Every line below must be reproduced exactly. Copy them all.

Saved data entries

════

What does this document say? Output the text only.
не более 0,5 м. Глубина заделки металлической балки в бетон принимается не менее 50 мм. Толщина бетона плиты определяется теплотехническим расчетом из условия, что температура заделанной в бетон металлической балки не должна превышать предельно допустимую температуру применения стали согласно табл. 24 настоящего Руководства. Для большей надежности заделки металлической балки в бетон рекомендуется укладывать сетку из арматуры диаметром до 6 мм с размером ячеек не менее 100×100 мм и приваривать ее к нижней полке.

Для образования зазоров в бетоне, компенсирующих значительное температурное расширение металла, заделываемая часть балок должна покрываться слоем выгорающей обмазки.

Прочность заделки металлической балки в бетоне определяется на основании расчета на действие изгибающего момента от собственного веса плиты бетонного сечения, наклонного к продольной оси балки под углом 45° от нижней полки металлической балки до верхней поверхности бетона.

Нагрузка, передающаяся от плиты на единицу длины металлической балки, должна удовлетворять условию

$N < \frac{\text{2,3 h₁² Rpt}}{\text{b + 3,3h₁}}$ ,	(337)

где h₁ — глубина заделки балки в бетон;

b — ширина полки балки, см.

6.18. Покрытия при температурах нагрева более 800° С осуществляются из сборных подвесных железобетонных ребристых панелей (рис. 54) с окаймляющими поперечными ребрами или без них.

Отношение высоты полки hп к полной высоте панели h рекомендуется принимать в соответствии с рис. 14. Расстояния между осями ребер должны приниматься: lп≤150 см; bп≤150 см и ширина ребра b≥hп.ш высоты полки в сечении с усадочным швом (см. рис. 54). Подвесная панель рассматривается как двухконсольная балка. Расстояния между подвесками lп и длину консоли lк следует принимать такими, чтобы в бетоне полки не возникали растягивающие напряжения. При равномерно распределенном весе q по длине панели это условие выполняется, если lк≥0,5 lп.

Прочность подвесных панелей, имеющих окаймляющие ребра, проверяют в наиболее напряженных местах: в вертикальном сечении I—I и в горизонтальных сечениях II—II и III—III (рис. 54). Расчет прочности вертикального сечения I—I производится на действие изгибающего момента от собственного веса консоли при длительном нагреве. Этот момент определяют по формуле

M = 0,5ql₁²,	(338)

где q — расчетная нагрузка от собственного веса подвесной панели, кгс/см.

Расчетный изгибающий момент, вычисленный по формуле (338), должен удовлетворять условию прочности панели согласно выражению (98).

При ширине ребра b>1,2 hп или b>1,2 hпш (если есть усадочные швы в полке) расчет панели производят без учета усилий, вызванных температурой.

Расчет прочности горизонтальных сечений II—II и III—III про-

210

════

_RESPONSE:_
What does this document say? Output the text only.
не более 0,5 м. Глубина заделки металлической балки в бетон принимается не менее 50 мм. Толщина бетона плиты определяется теплотехническим расчетом из условия, что температура заделанной в бетон металлической балки не должна превышать предельно допустимую температуру применения стали согласно табл. 24 настоящего Руководства. Для большей надежности заделки металлической балки в бетон рекомендуется укладывать сетку из арматуры диаметром до 6 мм с размером ячеек не менее 100×100 мм и приваривать ее к нижней полке.

Для образования зазоров в бетоне, компенсирующих значительное температурное расширение металла, заделываемая часть балок должна покрываться слоем выгорающей обмазки.

Прочность заделки металлической балки в бетоне определяется на основании расчета на действие изгибающего момента от собственного веса плиты бетонного сечения, наклонного к продольной оси балки под углом 45° от нижней полки металлической балки до верхней поверхности бетона.

Нагрузка, передающаяся от плиты на единицу длины металлической балки, должна удовлетворять условию

$N < \frac{\text{2,3 h₁² Rpt}}{\text{b + 3,3h₁}}$ ,	(337)

где h₁ — глубина заделки балки в бетон;

b — ширина полки балки, см.

6.18. Покрытия при температурах нагрева более 800° С осуществляются из сборных подвесных железобетонных ребристых панелей (рис. 54) с окаймляющими поперечными ребрами или без них.

Отношение высоты полки hп к полной высоте панели h рекомендуется принимать в соответствии с рис. 14. Расстояния между осями ребер должны приниматься: lп≤150 см; bп≤150 см и ширина ребра b≥hп.ш высоты полки в сечении с усадочным швом (см. рис. 54). Подвесная панель рассматривается как двухконсольная балка. Расстояния между подвесками lп и длину консоли lк следует принимать такими, чтобы в бетоне полки не возникали растягивающие напряжения. При равномерно распределенном весе q по длине панели это условие выполняется, если lк≥0,5 lп.

Прочность подвесных панелей, имеющих окаймляющие ребра, проверяют в наиболее напряженных местах: в вертикальном сечении I—I и в горизонтальных сечениях II—II и III—III (рис. 54). Расчет прочности вертикального сечения I—I производится на действие изгибающего момента от собственного веса консоли при длительном нагреве. Этот момент определяют по формуле

M = 0,5ql₁²,	(338)

где q — расчетная нагрузка от собственного веса подвесной панели, кгс/см.

Расчетный изгибающий момент, вычисленный по формуле (338), должен удовлетворять условию прочности панели согласно выражению (98).

При ширине ребра b>1,2 hп или b>1,2 hпш (если есть усадочные швы в полке) расчет панели производят без учета усилий, вызванных температурой.

Расчет прочности горизонтальных сечений II—II и III—III про-

210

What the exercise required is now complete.